* [AIM OF THE EXERCISE] Omit all images. Transcribe the rest of the material below exactly.

____ EXERCISE MATERIAL

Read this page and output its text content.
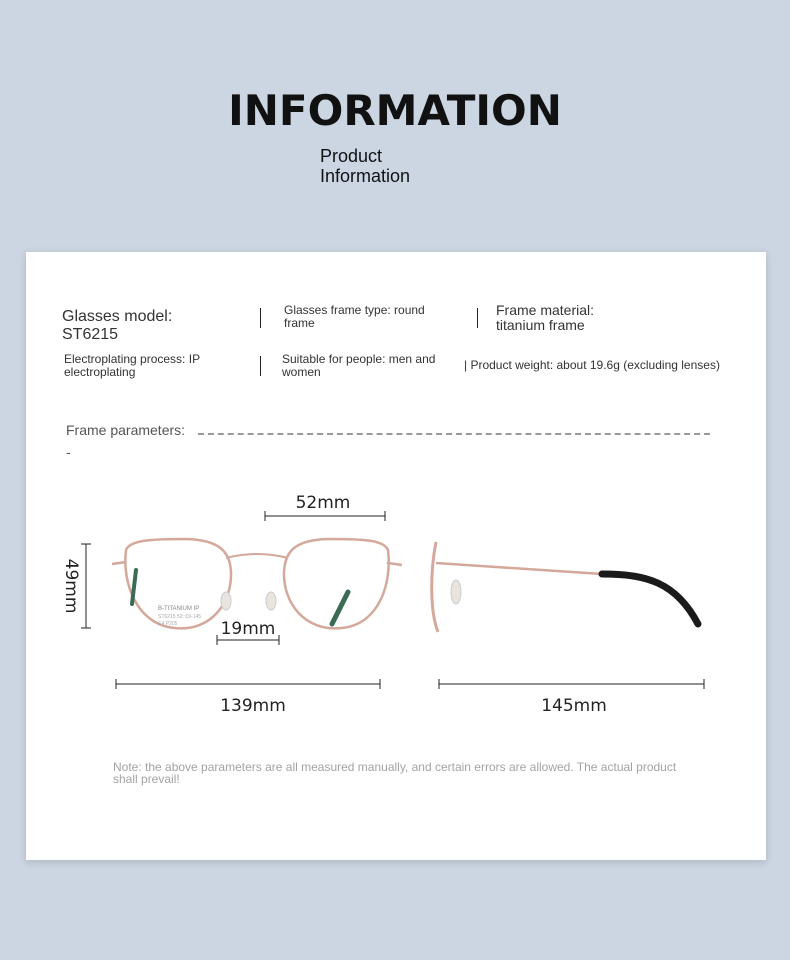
INFORMATION
Product Information
Glasses model: ST6215
Glasses frame type: round frame
Frame material: titanium frame
Electroplating process: IP electroplating
Suitable for people: men and women	| Product weight: about 19.6g (excluding lenses)
Frame parameters:
-
B-TITANIUM IP
ST6215 52□19-145
C4 P205
52mm
49mm
19mm
139mm	145mm
Note: the above parameters are all measured manually, and certain errors are allowed. The actual product shall prevail!
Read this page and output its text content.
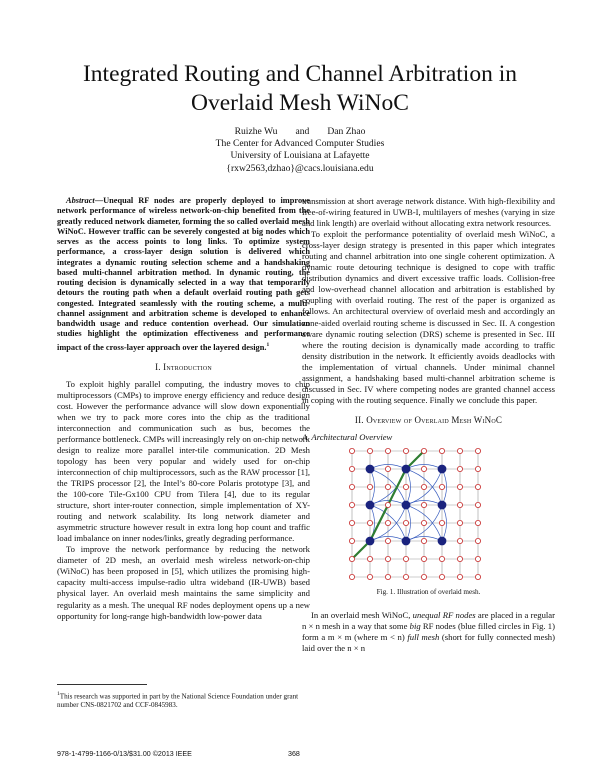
Integrated Routing and Channel Arbitration in
Overlaid Mesh WiNoC
Ruizhe Wu and Dan Zhao
The Center for Advanced Computer Studies
University of Louisiana at Lafayette
{rxw2563,dzhao}@cacs.louisiana.edu

Abstract—Unequal RF nodes are properly deployed to improve network performance of wireless network-on-chip benefited from the greatly reduced network diameter, forming the so called overlaid mesh WiNoC. However traffic can be severely congested at big nodes which serves as the access points to long links. To optimize system performance, a cross-layer design solution is delivered which integrates a dynamic routing selection scheme and a handshaking based multi-channel arbitration method. In dynamic routing, the routing decision is dynamically selected in a way that temporarily detours the routing path when a default overlaid routing path gets congested. Integrated seamlessly with the routing scheme, a multi-channel assignment and arbitration scheme is developed to enhance bandwidth usage and reduce contention overhead. Our simulation studies highlight the optimization effectiveness and performance impact of the cross-layer approach over the layered design.$^1$

I. Introduction

To exploit highly parallel computing, the industry moves to chip multiprocessors (CMPs) to improve energy efficiency and reduce design cost. However the performance advance will slow down exponentially when we try to pack more cores into the chip as the traditional interconnection and communication such as bus, becomes the performance bottleneck. CMPs will increasingly rely on on-chip network design to realize more parallel inter-tile communication. 2D Mesh topology has been very popular and widely used for on-chip interconnection of chip multiprocessors, such as the RAW processor [1], the TRIPS processor [2], the Intel’s 80-core Polaris prototype [3], and the 100-core Tile-Gx100 CPU from Tilera [4], due to its regular structure, short inter-router connection, simple implementation of XY-routing and network scalability. Its long network diameter and asymmetric structure however result in extra long hop count and traffic load imbalance on inner nodes/links, greatly degrading performance.

To improve the network performance by reducing the network diameter of 2D mesh, an overlaid mesh wireless network-on-chip (WiNoC) has been proposed in [5], which utilizes the promising high-capacity multi-access impulse-radio ultra wideband (IR-UWB) based physical layer. An overlaid mesh maintains the same simplicity and regularity as a mesh. The unequal RF nodes deployment opens up a new opportunity for long-range high-bandwidth low-power data

transmission at short average network distance. With high-flexibility and free-of-wiring featured in UWB-I, multilayers of meshes (varying in size and link length) are overlaid without allocating extra network resources.

To exploit the performance potentiality of overlaid mesh WiNoC, a cross-layer design strategy is presented in this paper which integrates routing and channel arbitration into one single coherent optimization. A dynamic route detouring technique is designed to cope with traffic distribution dynamics and divert excessive traffic loads. Collision-free and low-overhead channel allocation and arbitration is established by coupling with overlaid routing. The rest of the paper is organized as follows. An architectural overview of overlaid mesh and accordingly an zone-aided overlaid routing scheme is discussed in Sec. II. A congestion aware dynamic routing selection (DRS) scheme is presented in Sec. III where the routing decision is dynamically made according to traffic density distribution in the network. It efficiently avoids deadlocks with the implementation of virtual channels. Under minimal channel assignment, a handshaking based multi-channel arbitration scheme is discussed in Sec. IV where competing nodes are granted channel access in coping with the routing sequence. Finally we conclude this paper.

II. Overview of Overlaid Mesh WiNoC
A. Architectural Overview
Fig. 1. Illustration of overlaid mesh.

In an overlaid mesh WiNoC, unequal RF nodes are placed in a regular n × n mesh in a way that some big RF nodes (blue filled circles in Fig. 1) form a m × m (where m < n) full mesh (short for fully connected mesh) laid over the n × n

$^1$This research was supported in part by the National Science Foundation under grant number CNS-0821702 and CCF-0845983.
978-1-4799-1166-0/13/$31.00 ©2013 IEEE	368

________

* [WRITTEN RESPONSE]
Read this page and output its text content.
INFORMATION
Product Information
Glasses model: ST6215
Glasses frame type: round frame
Frame material: titanium frame
Electroplating process: IP electroplating
Suitable for people: men and women	| Product weight: about 19.6g (excluding lenses)
Frame parameters:
-
B-TITANIUM IP
ST6215 52□19-145
C4 P205
52mm
49mm
19mm
139mm	145mm
Note: the above parameters are all measured manually, and certain errors are allowed. The actual product shall prevail!
Read this page and output its text content.
Integrated Routing and Channel Arbitration in
Overlaid Mesh WiNoC
Ruizhe Wu and Dan Zhao
The Center for Advanced Computer Studies
University of Louisiana at Lafayette
{rxw2563,dzhao}@cacs.louisiana.edu

Abstract—Unequal RF nodes are properly deployed to improve network performance of wireless network-on-chip benefited from the greatly reduced network diameter, forming the so called overlaid mesh WiNoC. However traffic can be severely congested at big nodes which serves as the access points to long links. To optimize system performance, a cross-layer design solution is delivered which integrates a dynamic routing selection scheme and a handshaking based multi-channel arbitration method. In dynamic routing, the routing decision is dynamically selected in a way that temporarily detours the routing path when a default overlaid routing path gets congested. Integrated seamlessly with the routing scheme, a multi-channel assignment and arbitration scheme is developed to enhance bandwidth usage and reduce contention overhead. Our simulation studies highlight the optimization effectiveness and performance impact of the cross-layer approach over the layered design.$^1$

I. Introduction

To exploit highly parallel computing, the industry moves to chip multiprocessors (CMPs) to improve energy efficiency and reduce design cost. However the performance advance will slow down exponentially when we try to pack more cores into the chip as the traditional interconnection and communication such as bus, becomes the performance bottleneck. CMPs will increasingly rely on on-chip network design to realize more parallel inter-tile communication. 2D Mesh topology has been very popular and widely used for on-chip interconnection of chip multiprocessors, such as the RAW processor [1], the TRIPS processor [2], the Intel’s 80-core Polaris prototype [3], and the 100-core Tile-Gx100 CPU from Tilera [4], due to its regular structure, short inter-router connection, simple implementation of XY-routing and network scalability. Its long network diameter and asymmetric structure however result in extra long hop count and traffic load imbalance on inner nodes/links, greatly degrading performance.

To improve the network performance by reducing the network diameter of 2D mesh, an overlaid mesh wireless network-on-chip (WiNoC) has been proposed in [5], which utilizes the promising high-capacity multi-access impulse-radio ultra wideband (IR-UWB) based physical layer. An overlaid mesh maintains the same simplicity and regularity as a mesh. The unequal RF nodes deployment opens up a new opportunity for long-range high-bandwidth low-power data

transmission at short average network distance. With high-flexibility and free-of-wiring featured in UWB-I, multilayers of meshes (varying in size and link length) are overlaid without allocating extra network resources.

To exploit the performance potentiality of overlaid mesh WiNoC, a cross-layer design strategy is presented in this paper which integrates routing and channel arbitration into one single coherent optimization. A dynamic route detouring technique is designed to cope with traffic distribution dynamics and divert excessive traffic loads. Collision-free and low-overhead channel allocation and arbitration is established by coupling with overlaid routing. The rest of the paper is organized as follows. An architectural overview of overlaid mesh and accordingly an zone-aided overlaid routing scheme is discussed in Sec. II. A congestion aware dynamic routing selection (DRS) scheme is presented in Sec. III where the routing decision is dynamically made according to traffic density distribution in the network. It efficiently avoids deadlocks with the implementation of virtual channels. Under minimal channel assignment, a handshaking based multi-channel arbitration scheme is discussed in Sec. IV where competing nodes are granted channel access in coping with the routing sequence. Finally we conclude this paper.

II. Overview of Overlaid Mesh WiNoC
A. Architectural Overview
Fig. 1. Illustration of overlaid mesh.

In an overlaid mesh WiNoC, unequal RF nodes are placed in a regular n × n mesh in a way that some big RF nodes (blue filled circles in Fig. 1) form a m × m (where m < n) full mesh (short for fully connected mesh) laid over the n × n

$^1$This research was supported in part by the National Science Foundation under grant number CNS-0821702 and CCF-0845983.
978-1-4799-1166-0/13/$31.00 ©2013 IEEE	368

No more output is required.